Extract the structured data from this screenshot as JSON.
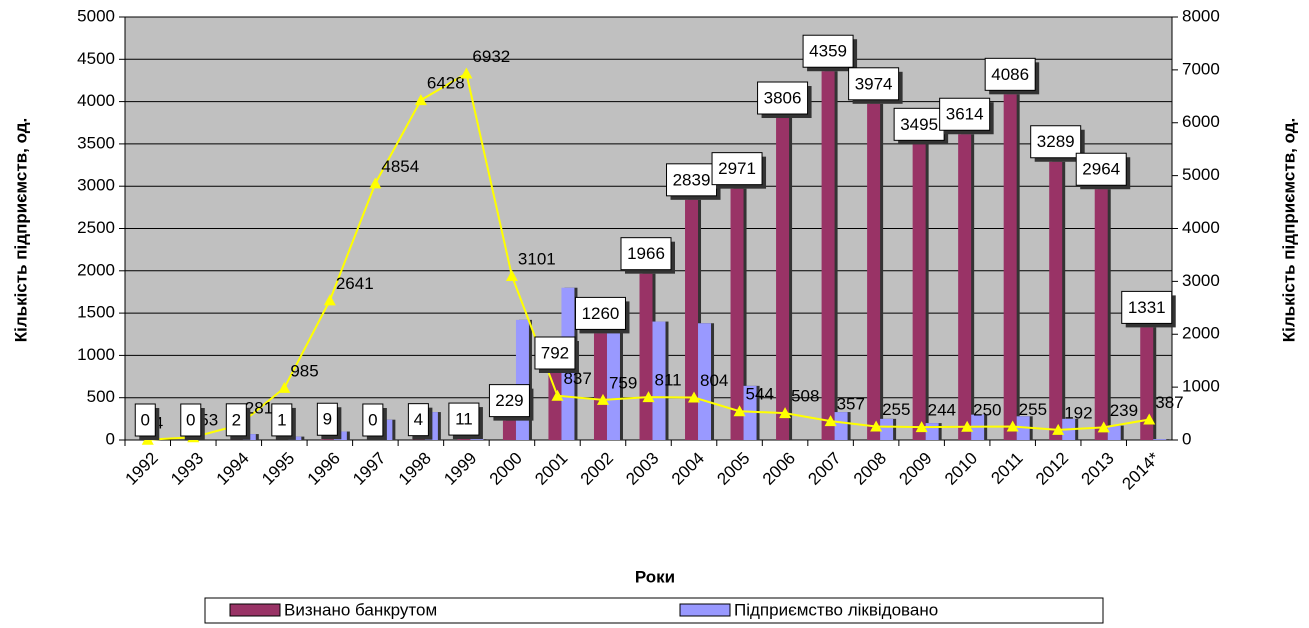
{
  "chart_data": {
    "type": "bar_line",
    "x_label": "Роки",
    "y_label": "Кількість підприємств, од.",
    "y2_label": "Кількість підприємств, од.",
    "categories": [
      "1992",
      "1993",
      "1994",
      "1995",
      "1996",
      "1997",
      "1998",
      "1999",
      "2000",
      "2001",
      "2002",
      "2003",
      "2004",
      "2005",
      "2006",
      "2007",
      "2008",
      "2009",
      "2010",
      "2011",
      "2012",
      "2013",
      "2014*"
    ],
    "series": [
      {
        "name": "Визнано банкрутом",
        "type": "bar",
        "color": "#993366",
        "labeled": true,
        "values": [
          0,
          0,
          2,
          1,
          9,
          0,
          4,
          11,
          229,
          792,
          1260,
          1966,
          2839,
          2971,
          3806,
          4359,
          3974,
          3495,
          3614,
          4086,
          3289,
          2964,
          1331
        ]
      },
      {
        "name": "Підприємство ліквідовано",
        "type": "bar",
        "color": "#9999ff",
        "labeled": false,
        "values": [
          0,
          0,
          70,
          40,
          100,
          240,
          330,
          10,
          1420,
          1800,
          1320,
          1400,
          1380,
          640,
          0,
          330,
          250,
          200,
          300,
          280,
          250,
          170,
          10
        ]
      },
      {
        "type": "line",
        "axis": "y2",
        "color": "#ffff00",
        "labeled": true,
        "values": [
          4,
          53,
          281,
          985,
          2641,
          4854,
          6428,
          6932,
          3101,
          837,
          759,
          811,
          804,
          544,
          508,
          357,
          255,
          244,
          250,
          255,
          192,
          239,
          387
        ]
      }
    ],
    "ylim": [
      0,
      5000
    ],
    "yticks": [
      0,
      500,
      1000,
      1500,
      2000,
      2500,
      3000,
      3500,
      4000,
      4500,
      5000
    ],
    "y2lim": [
      0,
      8000
    ],
    "y2ticks": [
      0,
      1000,
      2000,
      3000,
      4000,
      5000,
      6000,
      7000,
      8000
    ],
    "legend": "bottom"
  }
}
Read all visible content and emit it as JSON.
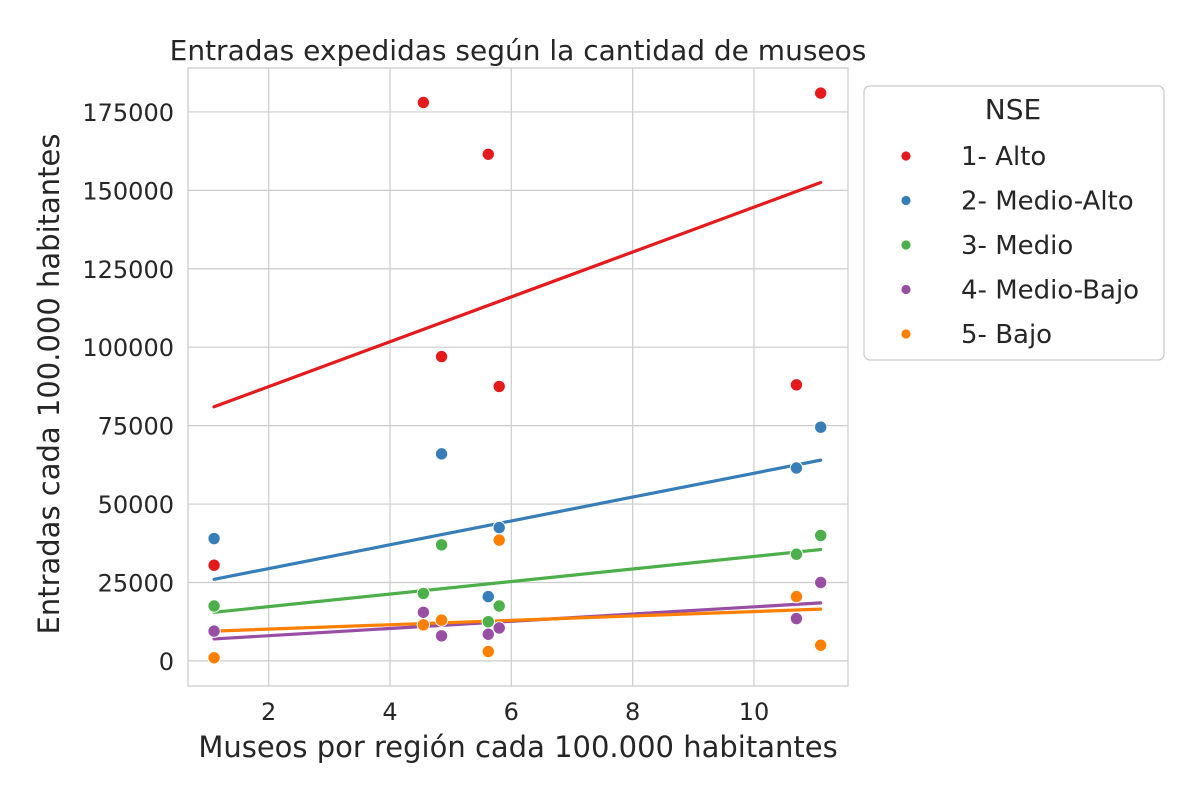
{
  "chart_data": {
    "type": "scatter",
    "title": "Entradas expedidas según la cantidad de museos",
    "xlabel": "Museos por región cada 100.000 habitantes",
    "ylabel": "Entradas cada 100.000 habitantes",
    "xlim": [
      0.67,
      11.55
    ],
    "ylim": [
      -8000,
      189000
    ],
    "xticks": [
      2,
      4,
      6,
      8,
      10
    ],
    "yticks": [
      0,
      25000,
      50000,
      75000,
      100000,
      125000,
      150000,
      175000
    ],
    "grid": true,
    "trend_lines": true,
    "legend": {
      "title": "NSE",
      "placement": "outside-right"
    },
    "series": [
      {
        "name": "1- Alto",
        "color": "#e41a1c",
        "points": [
          [
            1.1,
            30500
          ],
          [
            4.55,
            178000
          ],
          [
            4.85,
            97000
          ],
          [
            5.62,
            161500
          ],
          [
            5.8,
            87500
          ],
          [
            10.7,
            88000
          ],
          [
            11.1,
            181000
          ]
        ],
        "fit": [
          [
            1.1,
            81000
          ],
          [
            11.1,
            152500
          ]
        ]
      },
      {
        "name": "2- Medio-Alto",
        "color": "#377eb8",
        "points": [
          [
            1.1,
            39000
          ],
          [
            4.85,
            66000
          ],
          [
            5.62,
            20500
          ],
          [
            5.8,
            42500
          ],
          [
            10.7,
            61500
          ],
          [
            11.1,
            74500
          ]
        ],
        "fit": [
          [
            1.1,
            26000
          ],
          [
            11.1,
            64000
          ]
        ]
      },
      {
        "name": "3- Medio",
        "color": "#4daf4a",
        "points": [
          [
            1.1,
            17500
          ],
          [
            4.55,
            21500
          ],
          [
            4.85,
            37000
          ],
          [
            5.62,
            12500
          ],
          [
            5.8,
            17500
          ],
          [
            10.7,
            34000
          ],
          [
            11.1,
            40000
          ]
        ],
        "fit": [
          [
            1.1,
            15500
          ],
          [
            11.1,
            35500
          ]
        ]
      },
      {
        "name": "4- Medio-Bajo",
        "color": "#984ea3",
        "points": [
          [
            1.1,
            9500
          ],
          [
            4.55,
            15500
          ],
          [
            4.85,
            8000
          ],
          [
            5.62,
            8500
          ],
          [
            5.8,
            10500
          ],
          [
            10.7,
            13500
          ],
          [
            11.1,
            25000
          ]
        ],
        "fit": [
          [
            1.1,
            7000
          ],
          [
            11.1,
            18500
          ]
        ]
      },
      {
        "name": "5- Bajo",
        "color": "#ff7f00",
        "points": [
          [
            1.1,
            1000
          ],
          [
            4.55,
            11500
          ],
          [
            4.85,
            13000
          ],
          [
            5.62,
            3000
          ],
          [
            5.8,
            38500
          ],
          [
            10.7,
            20500
          ],
          [
            11.1,
            5000
          ]
        ],
        "fit": [
          [
            1.1,
            9500
          ],
          [
            11.1,
            16500
          ]
        ]
      }
    ]
  }
}
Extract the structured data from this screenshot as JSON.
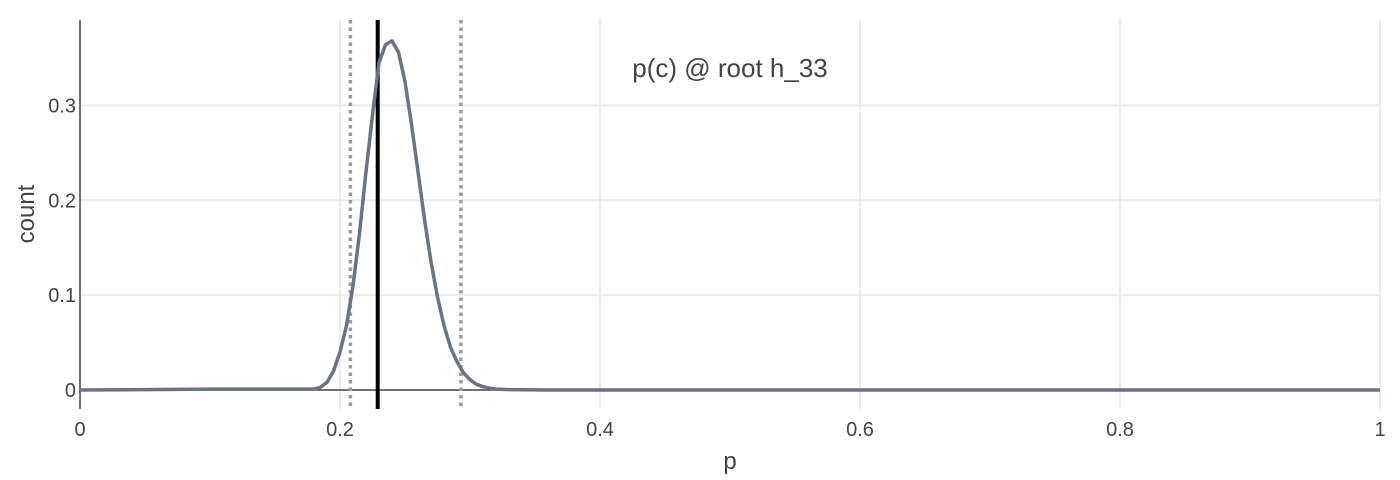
{
  "chart_data": {
    "type": "line",
    "annotation": "p(c) @ root h_33",
    "xlabel": "p",
    "ylabel": "count",
    "xlim": [
      0,
      1
    ],
    "ylim": [
      -0.02,
      0.39
    ],
    "x_ticks": [
      0,
      0.2,
      0.4,
      0.6,
      0.8,
      1
    ],
    "x_tick_labels": [
      "0",
      "0.2",
      "0.4",
      "0.6",
      "0.8",
      "1"
    ],
    "y_ticks": [
      0,
      0.1,
      0.2,
      0.3
    ],
    "y_tick_labels": [
      "0",
      "0.1",
      "0.2",
      "0.3"
    ],
    "grid": true,
    "series": [
      {
        "color": "#6b7280",
        "x": [
          0,
          0.05,
          0.1,
          0.15,
          0.18,
          0.185,
          0.19,
          0.195,
          0.2,
          0.205,
          0.21,
          0.215,
          0.22,
          0.225,
          0.23,
          0.235,
          0.24,
          0.245,
          0.25,
          0.255,
          0.26,
          0.265,
          0.27,
          0.275,
          0.28,
          0.285,
          0.29,
          0.295,
          0.3,
          0.305,
          0.31,
          0.315,
          0.32,
          0.33,
          0.34,
          0.36,
          0.4,
          0.6,
          0.8,
          1
        ],
        "y": [
          0,
          0.0005,
          0.001,
          0.001,
          0.001,
          0.003,
          0.008,
          0.02,
          0.04,
          0.068,
          0.11,
          0.165,
          0.23,
          0.29,
          0.345,
          0.364,
          0.368,
          0.356,
          0.325,
          0.28,
          0.23,
          0.18,
          0.135,
          0.098,
          0.068,
          0.045,
          0.03,
          0.018,
          0.011,
          0.006,
          0.0035,
          0.002,
          0.001,
          0.0005,
          0.0003,
          0,
          0,
          0,
          0,
          0
        ]
      }
    ],
    "vertical_lines": [
      {
        "x": 0.229,
        "style": "solid",
        "color": "#000000"
      },
      {
        "x": 0.208,
        "style": "dotted",
        "color": "#9a9aa3"
      },
      {
        "x": 0.293,
        "style": "dotted",
        "color": "#9a9aa3"
      }
    ]
  }
}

***

Given task
Your task is to list each line of the records with the word "habitantes".

Answer in full
    "xlabel": "Museos por región cada 100.000 habitantes",
    "ylabel": "Entradas cada 100.000 habitantes",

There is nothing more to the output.